* _YOUR TASK_: Omit all pictures and give the records below again exactly as written.

-- Start --

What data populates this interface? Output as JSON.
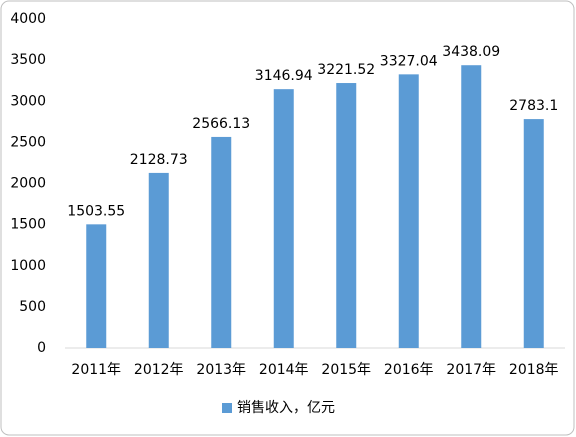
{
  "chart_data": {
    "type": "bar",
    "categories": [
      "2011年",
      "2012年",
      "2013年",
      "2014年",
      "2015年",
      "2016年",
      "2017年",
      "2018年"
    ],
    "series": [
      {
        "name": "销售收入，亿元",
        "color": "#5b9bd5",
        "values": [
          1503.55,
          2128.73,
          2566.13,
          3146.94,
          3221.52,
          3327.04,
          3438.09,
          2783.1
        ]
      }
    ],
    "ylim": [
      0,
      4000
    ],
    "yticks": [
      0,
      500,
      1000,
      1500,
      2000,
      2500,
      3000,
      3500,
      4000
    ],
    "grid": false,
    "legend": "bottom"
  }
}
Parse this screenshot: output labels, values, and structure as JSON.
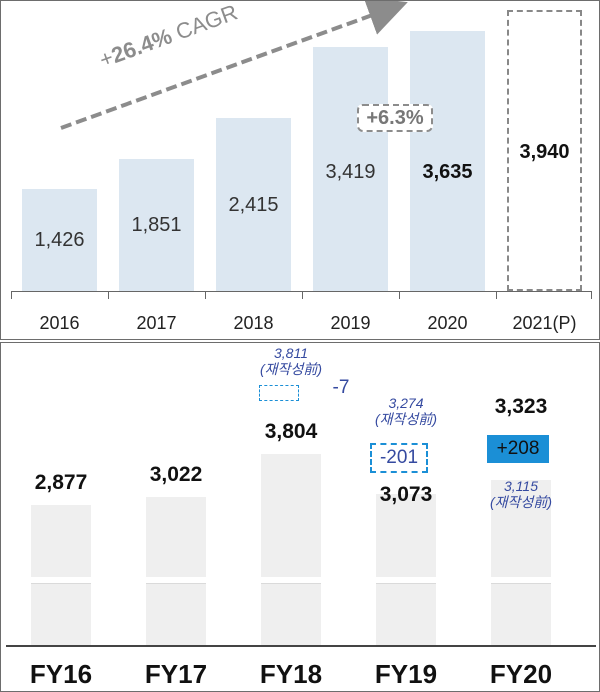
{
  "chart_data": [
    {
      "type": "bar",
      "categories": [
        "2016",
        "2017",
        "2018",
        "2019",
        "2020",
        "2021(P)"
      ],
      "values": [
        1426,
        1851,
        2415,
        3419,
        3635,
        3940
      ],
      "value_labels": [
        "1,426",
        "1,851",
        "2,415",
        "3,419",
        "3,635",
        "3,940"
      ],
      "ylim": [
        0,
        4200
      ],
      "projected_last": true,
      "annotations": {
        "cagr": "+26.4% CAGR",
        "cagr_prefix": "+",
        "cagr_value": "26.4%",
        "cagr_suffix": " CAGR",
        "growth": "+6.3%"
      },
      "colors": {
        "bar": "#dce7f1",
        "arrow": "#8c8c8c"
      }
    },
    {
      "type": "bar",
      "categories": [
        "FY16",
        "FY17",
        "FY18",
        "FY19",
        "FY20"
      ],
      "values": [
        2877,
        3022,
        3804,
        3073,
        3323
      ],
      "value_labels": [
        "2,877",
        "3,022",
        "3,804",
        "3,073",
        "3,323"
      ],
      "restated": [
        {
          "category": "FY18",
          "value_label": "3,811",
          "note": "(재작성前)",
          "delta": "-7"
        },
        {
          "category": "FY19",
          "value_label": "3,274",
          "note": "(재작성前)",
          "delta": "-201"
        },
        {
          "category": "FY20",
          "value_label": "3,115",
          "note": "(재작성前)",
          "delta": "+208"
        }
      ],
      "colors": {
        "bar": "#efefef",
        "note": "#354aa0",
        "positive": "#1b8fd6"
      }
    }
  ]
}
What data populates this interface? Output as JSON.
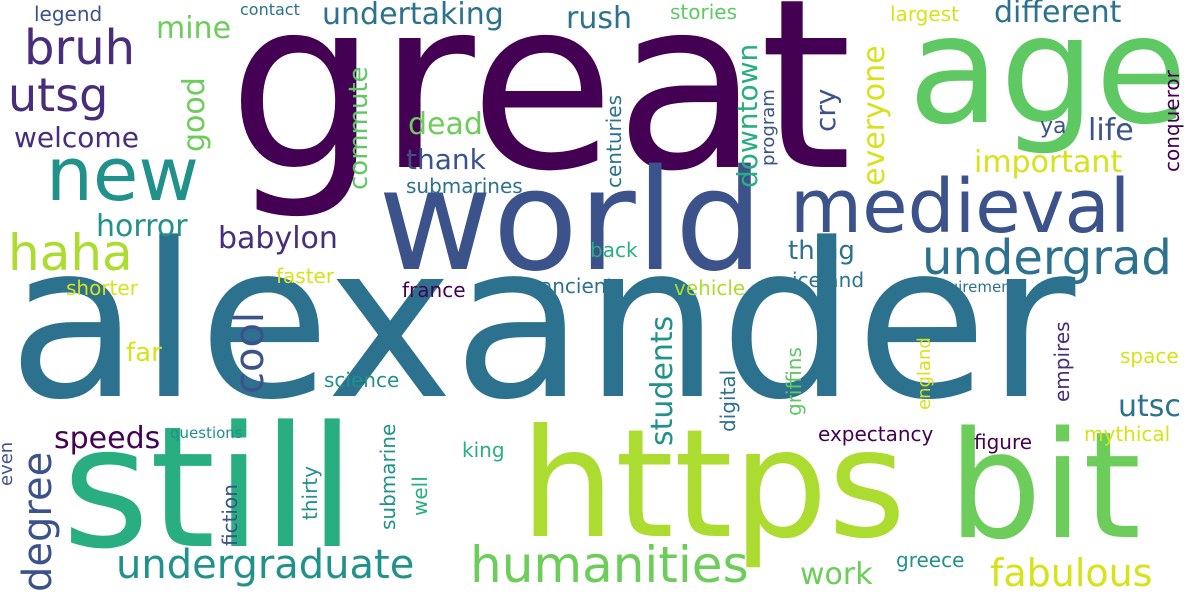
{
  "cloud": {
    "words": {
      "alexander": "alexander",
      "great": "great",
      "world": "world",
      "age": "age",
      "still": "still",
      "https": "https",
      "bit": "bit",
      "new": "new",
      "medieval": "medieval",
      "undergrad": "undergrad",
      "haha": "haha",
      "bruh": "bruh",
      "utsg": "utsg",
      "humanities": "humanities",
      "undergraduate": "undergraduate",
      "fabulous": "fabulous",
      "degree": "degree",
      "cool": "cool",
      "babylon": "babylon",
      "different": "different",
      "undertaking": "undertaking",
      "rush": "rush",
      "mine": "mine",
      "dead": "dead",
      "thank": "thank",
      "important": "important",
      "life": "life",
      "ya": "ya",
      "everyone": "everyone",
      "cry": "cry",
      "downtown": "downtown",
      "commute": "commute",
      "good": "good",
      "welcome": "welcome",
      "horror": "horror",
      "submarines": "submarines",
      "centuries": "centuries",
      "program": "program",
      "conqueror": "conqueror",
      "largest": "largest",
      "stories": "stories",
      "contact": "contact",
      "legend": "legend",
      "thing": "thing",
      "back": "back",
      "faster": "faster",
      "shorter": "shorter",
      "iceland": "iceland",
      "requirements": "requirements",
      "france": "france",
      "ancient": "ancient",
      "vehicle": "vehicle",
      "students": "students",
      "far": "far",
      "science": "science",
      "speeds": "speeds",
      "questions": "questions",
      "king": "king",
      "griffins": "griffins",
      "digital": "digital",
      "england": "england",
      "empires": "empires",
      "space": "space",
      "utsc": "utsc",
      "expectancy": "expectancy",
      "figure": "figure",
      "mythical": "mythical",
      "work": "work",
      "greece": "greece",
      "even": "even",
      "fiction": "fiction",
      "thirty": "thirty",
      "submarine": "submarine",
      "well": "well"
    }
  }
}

-- End --

* _RESPONSE BELOW_:
What data populates this interface? Output as JSON.
{
  "chart_data": {
    "type": "bar",
    "categories": [
      "2011年",
      "2012年",
      "2013年",
      "2014年",
      "2015年",
      "2016年",
      "2017年",
      "2018年"
    ],
    "series": [
      {
        "name": "销售收入，亿元",
        "color": "#5b9bd5",
        "values": [
          1503.55,
          2128.73,
          2566.13,
          3146.94,
          3221.52,
          3327.04,
          3438.09,
          2783.1
        ]
      }
    ],
    "ylim": [
      0,
      4000
    ],
    "yticks": [
      0,
      500,
      1000,
      1500,
      2000,
      2500,
      3000,
      3500,
      4000
    ],
    "grid": false,
    "legend": "bottom"
  }
}
Parse this screenshot: output labels, values, and structure as JSON.
{
  "chart_data": [
    {
      "type": "bar",
      "categories": [
        "2016",
        "2017",
        "2018",
        "2019",
        "2020",
        "2021(P)"
      ],
      "values": [
        1426,
        1851,
        2415,
        3419,
        3635,
        3940
      ],
      "value_labels": [
        "1,426",
        "1,851",
        "2,415",
        "3,419",
        "3,635",
        "3,940"
      ],
      "ylim": [
        0,
        4200
      ],
      "projected_last": true,
      "annotations": {
        "cagr": "+26.4% CAGR",
        "cagr_prefix": "+",
        "cagr_value": "26.4%",
        "cagr_suffix": " CAGR",
        "growth": "+6.3%"
      },
      "colors": {
        "bar": "#dce7f1",
        "arrow": "#8c8c8c"
      }
    },
    {
      "type": "bar",
      "categories": [
        "FY16",
        "FY17",
        "FY18",
        "FY19",
        "FY20"
      ],
      "values": [
        2877,
        3022,
        3804,
        3073,
        3323
      ],
      "value_labels": [
        "2,877",
        "3,022",
        "3,804",
        "3,073",
        "3,323"
      ],
      "restated": [
        {
          "category": "FY18",
          "value_label": "3,811",
          "note": "(재작성前)",
          "delta": "-7"
        },
        {
          "category": "FY19",
          "value_label": "3,274",
          "note": "(재작성前)",
          "delta": "-201"
        },
        {
          "category": "FY20",
          "value_label": "3,115",
          "note": "(재작성前)",
          "delta": "+208"
        }
      ],
      "colors": {
        "bar": "#efefef",
        "note": "#354aa0",
        "positive": "#1b8fd6"
      }
    }
  ]
}
What data populates this interface? Output as JSON.
{
  "cloud": {
    "words": {
      "alexander": "alexander",
      "great": "great",
      "world": "world",
      "age": "age",
      "still": "still",
      "https": "https",
      "bit": "bit",
      "new": "new",
      "medieval": "medieval",
      "undergrad": "undergrad",
      "haha": "haha",
      "bruh": "bruh",
      "utsg": "utsg",
      "humanities": "humanities",
      "undergraduate": "undergraduate",
      "fabulous": "fabulous",
      "degree": "degree",
      "cool": "cool",
      "babylon": "babylon",
      "different": "different",
      "undertaking": "undertaking",
      "rush": "rush",
      "mine": "mine",
      "dead": "dead",
      "thank": "thank",
      "important": "important",
      "life": "life",
      "ya": "ya",
      "everyone": "everyone",
      "cry": "cry",
      "downtown": "downtown",
      "commute": "commute",
      "good": "good",
      "welcome": "welcome",
      "horror": "horror",
      "submarines": "submarines",
      "centuries": "centuries",
      "program": "program",
      "conqueror": "conqueror",
      "largest": "largest",
      "stories": "stories",
      "contact": "contact",
      "legend": "legend",
      "thing": "thing",
      "back": "back",
      "faster": "faster",
      "shorter": "shorter",
      "iceland": "iceland",
      "requirements": "requirements",
      "france": "france",
      "ancient": "ancient",
      "vehicle": "vehicle",
      "students": "students",
      "far": "far",
      "science": "science",
      "speeds": "speeds",
      "questions": "questions",
      "king": "king",
      "griffins": "griffins",
      "digital": "digital",
      "england": "england",
      "empires": "empires",
      "space": "space",
      "utsc": "utsc",
      "expectancy": "expectancy",
      "figure": "figure",
      "mythical": "mythical",
      "work": "work",
      "greece": "greece",
      "even": "even",
      "fiction": "fiction",
      "thirty": "thirty",
      "submarine": "submarine",
      "well": "well"
    }
  }
}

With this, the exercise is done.